[start of Excerpt]

The best way to do this is to use a container that is internally synchronized. TBB and Microsoft's concurrent_queue do this. Anthony Williams also has a good implementation on his blog here
Others have already suggested lock-free alternatives, so I'll answer as if you were stuck using locks...
When you modify a list, existing iterators can become invalidated because they no longer point to valid memory (the list automagically reallocates more memory when it needs to grow). To prevent invalidated iterators, you could make the producer block on a mutex while your consumer traverses the list, but that would be needless waiting for the producer.
Life would be easier if you used a queue instead of a list, and have your consumer use a synchronized queue<Info>::pop_front() call instead of iterators that can be invalidated behind your back. If your consumer really needs to gobble chunks of Info at a time, then use a condition variable that'll make your consumer block until queue.size() >= minimum.
The Boost library has a nice portable implementation of condition variables (that even works with older versions of Windows), as well as the usual threading library stuff.
For a producer-consumer queue that uses (old-fashioned) locking, check out the BlockingQueue template class of the ZThreads library. I have not used ZThreads myself, being worried about lack of recent updates, and because it didn't seem to be widely used. However, I have used it as inspiration for rolling my own thread-safe producer-consumer queue (before I learned about lock-free queues and TBB).
A lock-free queue/stack library seems to be in the Boost review queue. Let's hope we see a new Boost.Lockfree in the near future! :)
If there's interest, I can write up an example of a blocking queue that uses std::queue and Boost thread locking.

[end of Excerpt]
[start of Recorded information]

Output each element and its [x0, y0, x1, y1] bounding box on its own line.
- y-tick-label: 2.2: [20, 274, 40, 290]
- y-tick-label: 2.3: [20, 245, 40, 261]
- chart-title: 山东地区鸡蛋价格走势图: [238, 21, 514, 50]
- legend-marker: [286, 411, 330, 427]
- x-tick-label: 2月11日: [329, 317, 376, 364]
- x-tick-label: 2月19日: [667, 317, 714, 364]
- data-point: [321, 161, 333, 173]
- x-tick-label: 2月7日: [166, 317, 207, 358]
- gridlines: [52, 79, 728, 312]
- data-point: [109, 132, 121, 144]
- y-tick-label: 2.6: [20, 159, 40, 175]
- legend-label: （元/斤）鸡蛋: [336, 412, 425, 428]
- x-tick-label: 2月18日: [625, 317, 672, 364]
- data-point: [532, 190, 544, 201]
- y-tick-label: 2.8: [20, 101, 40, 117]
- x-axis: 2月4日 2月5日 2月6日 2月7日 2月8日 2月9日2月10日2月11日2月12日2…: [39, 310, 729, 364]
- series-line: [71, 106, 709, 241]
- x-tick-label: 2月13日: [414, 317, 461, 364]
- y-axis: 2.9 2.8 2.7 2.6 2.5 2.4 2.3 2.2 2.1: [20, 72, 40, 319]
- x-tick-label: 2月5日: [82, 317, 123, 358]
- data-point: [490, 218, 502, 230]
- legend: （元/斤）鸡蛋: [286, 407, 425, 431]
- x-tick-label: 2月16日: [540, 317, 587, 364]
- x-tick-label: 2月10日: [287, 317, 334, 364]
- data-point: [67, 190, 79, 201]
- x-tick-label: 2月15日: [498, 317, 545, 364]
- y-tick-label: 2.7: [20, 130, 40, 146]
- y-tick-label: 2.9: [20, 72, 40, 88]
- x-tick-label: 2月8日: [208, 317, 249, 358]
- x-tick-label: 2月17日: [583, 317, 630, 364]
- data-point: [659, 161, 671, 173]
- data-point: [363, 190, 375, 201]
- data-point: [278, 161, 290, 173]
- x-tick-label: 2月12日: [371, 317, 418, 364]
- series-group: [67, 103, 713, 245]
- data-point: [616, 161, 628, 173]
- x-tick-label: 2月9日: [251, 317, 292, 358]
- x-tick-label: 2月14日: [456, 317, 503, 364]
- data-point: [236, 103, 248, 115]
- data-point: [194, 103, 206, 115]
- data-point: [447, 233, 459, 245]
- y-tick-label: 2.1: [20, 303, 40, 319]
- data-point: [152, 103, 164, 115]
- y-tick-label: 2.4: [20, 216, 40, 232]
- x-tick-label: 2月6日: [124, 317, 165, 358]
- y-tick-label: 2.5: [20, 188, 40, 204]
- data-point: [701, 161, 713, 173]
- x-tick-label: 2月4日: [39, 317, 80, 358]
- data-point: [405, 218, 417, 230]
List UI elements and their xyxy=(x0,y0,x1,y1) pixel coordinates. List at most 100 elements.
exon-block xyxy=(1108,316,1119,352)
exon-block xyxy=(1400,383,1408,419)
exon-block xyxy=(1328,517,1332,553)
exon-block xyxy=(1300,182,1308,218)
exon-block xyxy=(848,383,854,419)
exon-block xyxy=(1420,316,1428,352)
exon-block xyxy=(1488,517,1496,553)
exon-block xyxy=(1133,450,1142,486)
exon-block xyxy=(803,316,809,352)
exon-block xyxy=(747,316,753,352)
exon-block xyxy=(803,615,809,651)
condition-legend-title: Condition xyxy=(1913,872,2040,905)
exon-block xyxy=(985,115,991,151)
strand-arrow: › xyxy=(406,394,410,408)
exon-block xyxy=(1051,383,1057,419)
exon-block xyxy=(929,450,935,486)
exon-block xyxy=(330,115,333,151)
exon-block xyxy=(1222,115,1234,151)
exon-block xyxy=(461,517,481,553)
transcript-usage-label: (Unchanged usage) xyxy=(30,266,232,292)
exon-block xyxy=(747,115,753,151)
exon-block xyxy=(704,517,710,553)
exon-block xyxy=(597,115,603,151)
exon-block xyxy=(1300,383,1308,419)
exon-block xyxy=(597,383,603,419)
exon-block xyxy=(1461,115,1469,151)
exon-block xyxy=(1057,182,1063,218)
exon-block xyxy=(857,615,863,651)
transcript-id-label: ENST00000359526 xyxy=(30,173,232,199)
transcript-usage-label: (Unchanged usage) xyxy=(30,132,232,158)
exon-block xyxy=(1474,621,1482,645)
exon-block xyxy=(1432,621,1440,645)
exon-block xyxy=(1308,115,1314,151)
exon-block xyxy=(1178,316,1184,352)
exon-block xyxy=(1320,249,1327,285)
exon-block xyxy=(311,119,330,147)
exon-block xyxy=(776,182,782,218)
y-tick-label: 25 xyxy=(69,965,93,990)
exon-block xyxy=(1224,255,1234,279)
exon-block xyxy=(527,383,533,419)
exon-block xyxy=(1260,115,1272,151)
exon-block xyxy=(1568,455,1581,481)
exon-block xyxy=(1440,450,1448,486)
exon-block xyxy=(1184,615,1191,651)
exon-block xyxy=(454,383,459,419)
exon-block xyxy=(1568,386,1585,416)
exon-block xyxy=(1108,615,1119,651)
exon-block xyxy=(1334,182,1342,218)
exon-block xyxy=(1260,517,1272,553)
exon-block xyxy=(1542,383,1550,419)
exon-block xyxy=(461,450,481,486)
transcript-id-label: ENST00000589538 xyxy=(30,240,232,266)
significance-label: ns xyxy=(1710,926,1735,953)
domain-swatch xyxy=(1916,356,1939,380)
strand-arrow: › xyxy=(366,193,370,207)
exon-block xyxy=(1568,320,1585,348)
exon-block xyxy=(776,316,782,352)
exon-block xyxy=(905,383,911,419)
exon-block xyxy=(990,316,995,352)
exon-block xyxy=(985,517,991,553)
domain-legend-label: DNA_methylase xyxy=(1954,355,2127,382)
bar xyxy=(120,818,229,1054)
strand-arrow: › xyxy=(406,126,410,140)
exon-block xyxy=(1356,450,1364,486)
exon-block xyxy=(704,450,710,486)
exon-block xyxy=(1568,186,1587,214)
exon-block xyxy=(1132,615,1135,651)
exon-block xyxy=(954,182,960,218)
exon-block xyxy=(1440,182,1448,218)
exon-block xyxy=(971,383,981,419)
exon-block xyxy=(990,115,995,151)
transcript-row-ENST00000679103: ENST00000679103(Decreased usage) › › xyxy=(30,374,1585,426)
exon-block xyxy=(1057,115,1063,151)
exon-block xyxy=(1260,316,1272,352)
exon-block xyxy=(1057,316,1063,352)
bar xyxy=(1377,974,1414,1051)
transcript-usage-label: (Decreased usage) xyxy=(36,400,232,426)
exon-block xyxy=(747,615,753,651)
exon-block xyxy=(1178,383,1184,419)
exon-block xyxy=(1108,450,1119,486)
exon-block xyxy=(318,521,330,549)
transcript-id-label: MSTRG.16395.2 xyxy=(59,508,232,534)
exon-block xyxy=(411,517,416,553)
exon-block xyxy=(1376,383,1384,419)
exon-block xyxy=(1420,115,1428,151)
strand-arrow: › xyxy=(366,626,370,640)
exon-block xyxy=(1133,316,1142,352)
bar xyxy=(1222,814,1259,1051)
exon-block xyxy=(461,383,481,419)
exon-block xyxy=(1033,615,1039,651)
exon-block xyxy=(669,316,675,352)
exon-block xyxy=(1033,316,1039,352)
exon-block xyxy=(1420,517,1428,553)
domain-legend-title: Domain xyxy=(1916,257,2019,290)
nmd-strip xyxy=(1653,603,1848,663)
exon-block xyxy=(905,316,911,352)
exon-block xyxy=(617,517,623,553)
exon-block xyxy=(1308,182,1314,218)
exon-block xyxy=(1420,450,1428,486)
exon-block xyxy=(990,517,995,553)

[end of Recorded information]

#### Job A:
In the stretch of the excerpt from "When you modify" through "queue.size() >= minimum.", swap "consumer" for "reader thread" and write out the result.
#### Job B:
Condense the excerpt's paragraph beginning "For a producer-consumer queue that uses (old-fashioned) locking" into a short bulleted list that keeps its main facts.

#### Result A:
When you modify a list, existing iterators can become invalidated because they no longer point to valid memory (the list automagically reallocates more memory when it needs to grow). To prevent invalidated iterators, you could make the producer block on a mutex while your reader thread traverses the list, but that would be needless waiting for the producer.
Life would be easier if you used a queue instead of a list, and have your reader thread use a synchronized queue<Info>::pop_front() call instead of iterators that can be invalidated behind your back. If your reader thread really needs to gobble chunks of Info at a time, then use a condition variable that'll make your reader thread block until queue.size() >= minimum.

#### Result B:
- For a lock-based producer-consumer queue, see the BlockingQueue template class in the ZThreads library.
- The writer has not used ZThreads directly because it lacked recent updates and did not seem widely used.
- The writer did use it as inspiration for a homemade thread-safe producer-consumer queue, built before learning about lock-free queues and TBB.